- _EXTRACTED ENTRIES_:

================

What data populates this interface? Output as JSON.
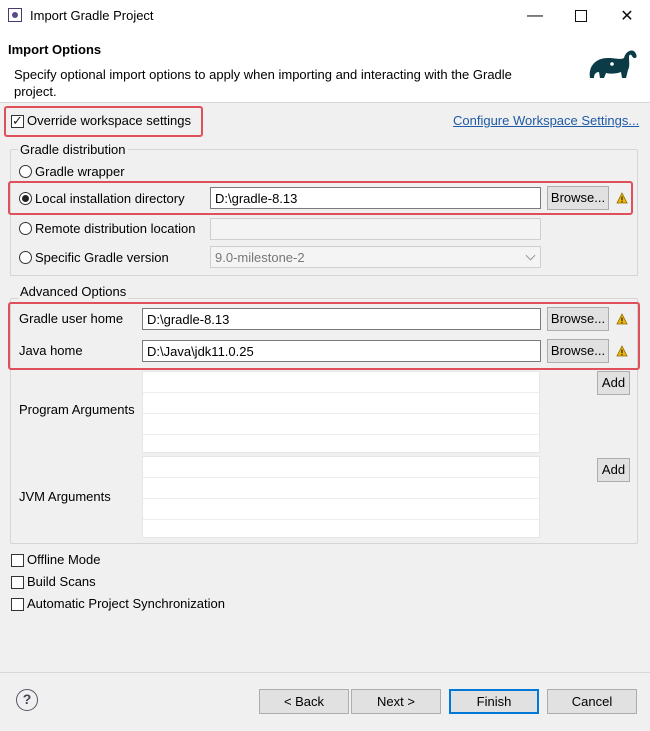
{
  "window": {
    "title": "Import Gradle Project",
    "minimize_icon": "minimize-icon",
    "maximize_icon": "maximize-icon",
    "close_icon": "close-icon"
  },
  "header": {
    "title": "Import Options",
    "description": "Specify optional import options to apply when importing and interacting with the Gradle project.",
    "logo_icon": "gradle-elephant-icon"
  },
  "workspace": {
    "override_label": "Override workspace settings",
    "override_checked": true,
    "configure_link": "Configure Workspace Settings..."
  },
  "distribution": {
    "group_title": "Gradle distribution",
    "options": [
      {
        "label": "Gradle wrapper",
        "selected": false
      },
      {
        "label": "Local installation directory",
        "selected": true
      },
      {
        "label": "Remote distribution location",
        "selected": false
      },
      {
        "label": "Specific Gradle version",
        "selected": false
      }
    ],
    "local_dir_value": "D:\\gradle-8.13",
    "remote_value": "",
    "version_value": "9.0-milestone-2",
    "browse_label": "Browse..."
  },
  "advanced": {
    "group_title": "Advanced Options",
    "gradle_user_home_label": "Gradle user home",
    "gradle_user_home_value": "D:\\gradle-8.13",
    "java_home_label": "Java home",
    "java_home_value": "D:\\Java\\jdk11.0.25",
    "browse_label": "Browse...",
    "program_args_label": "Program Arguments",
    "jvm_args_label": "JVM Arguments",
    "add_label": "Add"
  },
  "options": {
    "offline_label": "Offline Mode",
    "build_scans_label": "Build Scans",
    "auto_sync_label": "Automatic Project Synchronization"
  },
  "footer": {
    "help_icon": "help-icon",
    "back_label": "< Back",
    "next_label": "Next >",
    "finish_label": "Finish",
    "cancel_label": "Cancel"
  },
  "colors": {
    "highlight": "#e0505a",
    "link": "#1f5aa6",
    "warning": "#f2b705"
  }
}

================

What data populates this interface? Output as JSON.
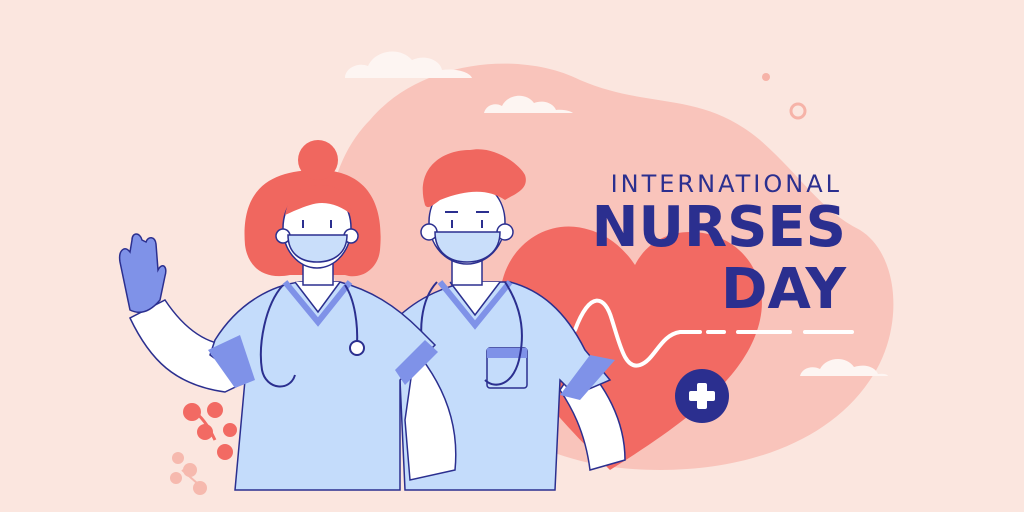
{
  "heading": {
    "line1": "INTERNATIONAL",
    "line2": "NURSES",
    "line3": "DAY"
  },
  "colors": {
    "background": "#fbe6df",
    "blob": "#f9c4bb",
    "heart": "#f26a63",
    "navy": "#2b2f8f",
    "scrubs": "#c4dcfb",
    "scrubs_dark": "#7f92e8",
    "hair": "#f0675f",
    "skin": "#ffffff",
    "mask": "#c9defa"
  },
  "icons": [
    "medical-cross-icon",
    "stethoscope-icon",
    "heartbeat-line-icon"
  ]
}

================

- _TASK DETAILS_: Show the lines of the records that include the string "Java".

- _RESULT BELOW_:
    "java_home_label": "Java home",
    "java_home_value": "D:\\Java\\jdk11.0.25",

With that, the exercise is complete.